Below are some records. Say in a single number how many of their lines include the word "given".

───── Record list ─────

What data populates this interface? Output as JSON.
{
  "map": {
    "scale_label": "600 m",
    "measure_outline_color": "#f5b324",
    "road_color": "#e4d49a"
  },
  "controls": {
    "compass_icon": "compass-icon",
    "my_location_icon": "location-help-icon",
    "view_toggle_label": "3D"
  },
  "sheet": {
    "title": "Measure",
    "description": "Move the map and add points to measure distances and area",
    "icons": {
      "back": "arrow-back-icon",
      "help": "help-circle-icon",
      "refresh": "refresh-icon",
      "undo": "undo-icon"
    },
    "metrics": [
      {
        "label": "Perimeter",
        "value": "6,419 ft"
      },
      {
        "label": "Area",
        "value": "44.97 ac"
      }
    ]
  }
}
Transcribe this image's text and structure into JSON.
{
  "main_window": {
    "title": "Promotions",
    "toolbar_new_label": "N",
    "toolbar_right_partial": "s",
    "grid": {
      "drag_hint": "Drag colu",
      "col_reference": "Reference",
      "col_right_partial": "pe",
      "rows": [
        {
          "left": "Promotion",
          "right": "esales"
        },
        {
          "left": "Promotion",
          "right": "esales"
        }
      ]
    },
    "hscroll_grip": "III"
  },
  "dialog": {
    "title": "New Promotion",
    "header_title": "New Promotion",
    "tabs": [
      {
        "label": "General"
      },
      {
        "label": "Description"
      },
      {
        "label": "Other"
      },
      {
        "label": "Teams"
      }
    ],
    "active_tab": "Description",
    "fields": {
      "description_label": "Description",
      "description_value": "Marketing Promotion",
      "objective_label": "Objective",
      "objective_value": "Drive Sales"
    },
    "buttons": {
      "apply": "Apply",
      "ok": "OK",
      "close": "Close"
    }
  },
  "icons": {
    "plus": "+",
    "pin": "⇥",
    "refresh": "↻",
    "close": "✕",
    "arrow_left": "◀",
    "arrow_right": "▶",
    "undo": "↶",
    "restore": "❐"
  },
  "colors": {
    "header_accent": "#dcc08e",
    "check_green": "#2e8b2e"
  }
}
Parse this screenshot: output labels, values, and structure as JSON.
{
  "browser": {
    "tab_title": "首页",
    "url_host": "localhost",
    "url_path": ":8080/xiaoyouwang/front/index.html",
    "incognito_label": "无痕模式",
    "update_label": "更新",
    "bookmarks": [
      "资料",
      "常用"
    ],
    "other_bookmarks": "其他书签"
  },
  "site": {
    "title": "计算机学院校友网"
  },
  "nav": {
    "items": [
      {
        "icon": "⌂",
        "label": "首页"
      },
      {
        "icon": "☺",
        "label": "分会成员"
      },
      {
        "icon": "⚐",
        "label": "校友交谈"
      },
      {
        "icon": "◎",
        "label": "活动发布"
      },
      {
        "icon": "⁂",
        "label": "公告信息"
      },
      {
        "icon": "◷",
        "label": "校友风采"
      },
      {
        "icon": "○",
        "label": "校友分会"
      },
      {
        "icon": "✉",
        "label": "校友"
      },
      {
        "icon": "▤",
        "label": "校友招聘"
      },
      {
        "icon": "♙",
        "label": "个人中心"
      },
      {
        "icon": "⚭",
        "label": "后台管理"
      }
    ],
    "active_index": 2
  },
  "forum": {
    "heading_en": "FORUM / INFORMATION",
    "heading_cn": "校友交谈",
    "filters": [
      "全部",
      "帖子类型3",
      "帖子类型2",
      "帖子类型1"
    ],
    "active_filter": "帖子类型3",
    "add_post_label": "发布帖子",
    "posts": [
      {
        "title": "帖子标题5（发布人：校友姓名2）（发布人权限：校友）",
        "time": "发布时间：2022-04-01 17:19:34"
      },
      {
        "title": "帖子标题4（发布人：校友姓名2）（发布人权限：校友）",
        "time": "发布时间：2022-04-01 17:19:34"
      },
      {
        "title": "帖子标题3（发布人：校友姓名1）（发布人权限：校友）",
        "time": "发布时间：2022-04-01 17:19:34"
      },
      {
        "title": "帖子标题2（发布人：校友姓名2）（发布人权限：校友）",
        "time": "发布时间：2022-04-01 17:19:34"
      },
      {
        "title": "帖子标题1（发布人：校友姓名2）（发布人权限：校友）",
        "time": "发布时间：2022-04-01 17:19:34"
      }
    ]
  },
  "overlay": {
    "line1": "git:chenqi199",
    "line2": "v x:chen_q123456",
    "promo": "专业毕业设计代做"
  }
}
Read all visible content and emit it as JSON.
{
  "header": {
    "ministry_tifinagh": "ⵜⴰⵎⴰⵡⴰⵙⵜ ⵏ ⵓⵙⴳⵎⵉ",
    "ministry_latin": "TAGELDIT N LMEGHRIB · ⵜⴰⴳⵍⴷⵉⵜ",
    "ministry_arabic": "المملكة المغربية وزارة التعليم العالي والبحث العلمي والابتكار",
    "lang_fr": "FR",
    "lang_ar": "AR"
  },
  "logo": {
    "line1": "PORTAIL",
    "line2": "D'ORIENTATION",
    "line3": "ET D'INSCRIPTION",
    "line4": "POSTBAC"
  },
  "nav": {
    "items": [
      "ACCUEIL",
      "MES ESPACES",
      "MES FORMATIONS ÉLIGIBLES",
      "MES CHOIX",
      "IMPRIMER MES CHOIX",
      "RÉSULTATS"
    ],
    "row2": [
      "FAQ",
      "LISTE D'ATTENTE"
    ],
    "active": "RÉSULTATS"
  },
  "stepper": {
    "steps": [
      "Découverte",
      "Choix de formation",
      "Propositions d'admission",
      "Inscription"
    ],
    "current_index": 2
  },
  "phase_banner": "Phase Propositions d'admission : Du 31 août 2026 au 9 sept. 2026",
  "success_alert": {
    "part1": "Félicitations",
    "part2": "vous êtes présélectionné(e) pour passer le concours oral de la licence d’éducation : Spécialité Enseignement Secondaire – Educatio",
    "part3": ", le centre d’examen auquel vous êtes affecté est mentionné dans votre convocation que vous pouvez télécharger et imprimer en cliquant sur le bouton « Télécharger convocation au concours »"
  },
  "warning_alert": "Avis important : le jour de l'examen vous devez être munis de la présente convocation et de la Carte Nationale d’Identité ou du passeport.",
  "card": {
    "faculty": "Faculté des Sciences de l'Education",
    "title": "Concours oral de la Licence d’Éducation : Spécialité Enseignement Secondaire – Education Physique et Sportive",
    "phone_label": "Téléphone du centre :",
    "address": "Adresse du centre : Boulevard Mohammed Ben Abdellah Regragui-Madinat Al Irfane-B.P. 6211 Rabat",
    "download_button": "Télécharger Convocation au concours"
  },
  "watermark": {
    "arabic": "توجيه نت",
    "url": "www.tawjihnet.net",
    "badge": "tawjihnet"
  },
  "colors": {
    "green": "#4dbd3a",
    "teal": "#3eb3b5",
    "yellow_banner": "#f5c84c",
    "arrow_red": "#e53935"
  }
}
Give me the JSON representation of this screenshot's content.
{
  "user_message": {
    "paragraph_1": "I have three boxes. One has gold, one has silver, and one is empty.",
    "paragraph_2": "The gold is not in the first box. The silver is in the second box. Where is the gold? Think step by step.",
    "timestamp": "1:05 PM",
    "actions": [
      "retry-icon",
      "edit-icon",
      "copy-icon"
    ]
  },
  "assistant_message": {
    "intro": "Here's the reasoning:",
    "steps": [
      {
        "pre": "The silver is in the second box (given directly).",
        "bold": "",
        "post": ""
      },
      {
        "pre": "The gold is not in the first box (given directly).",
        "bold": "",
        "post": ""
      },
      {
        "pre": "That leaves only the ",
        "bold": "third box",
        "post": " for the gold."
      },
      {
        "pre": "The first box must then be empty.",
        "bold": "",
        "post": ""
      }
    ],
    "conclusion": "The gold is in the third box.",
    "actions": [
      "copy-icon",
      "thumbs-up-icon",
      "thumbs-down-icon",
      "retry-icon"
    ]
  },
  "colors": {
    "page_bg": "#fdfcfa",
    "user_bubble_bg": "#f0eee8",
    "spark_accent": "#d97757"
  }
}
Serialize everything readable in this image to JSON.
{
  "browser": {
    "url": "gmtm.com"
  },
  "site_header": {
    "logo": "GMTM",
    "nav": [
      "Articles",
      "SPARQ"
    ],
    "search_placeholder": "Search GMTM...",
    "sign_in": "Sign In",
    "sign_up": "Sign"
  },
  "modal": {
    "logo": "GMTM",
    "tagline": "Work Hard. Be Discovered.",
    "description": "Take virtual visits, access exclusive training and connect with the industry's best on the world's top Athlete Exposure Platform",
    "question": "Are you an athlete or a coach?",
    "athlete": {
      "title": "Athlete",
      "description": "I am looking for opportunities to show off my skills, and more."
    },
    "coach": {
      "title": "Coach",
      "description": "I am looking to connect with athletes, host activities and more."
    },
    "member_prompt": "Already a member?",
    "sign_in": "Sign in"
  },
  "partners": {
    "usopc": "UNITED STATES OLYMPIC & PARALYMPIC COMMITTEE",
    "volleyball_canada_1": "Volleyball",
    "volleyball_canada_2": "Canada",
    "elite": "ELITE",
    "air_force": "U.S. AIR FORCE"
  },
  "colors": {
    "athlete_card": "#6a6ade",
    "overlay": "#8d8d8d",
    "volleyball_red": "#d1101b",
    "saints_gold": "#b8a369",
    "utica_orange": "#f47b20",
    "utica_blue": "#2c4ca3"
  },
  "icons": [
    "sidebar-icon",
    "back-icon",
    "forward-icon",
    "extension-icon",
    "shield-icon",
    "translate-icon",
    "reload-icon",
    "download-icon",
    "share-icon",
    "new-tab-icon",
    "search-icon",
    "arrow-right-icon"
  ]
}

─────

▶ _Response_
2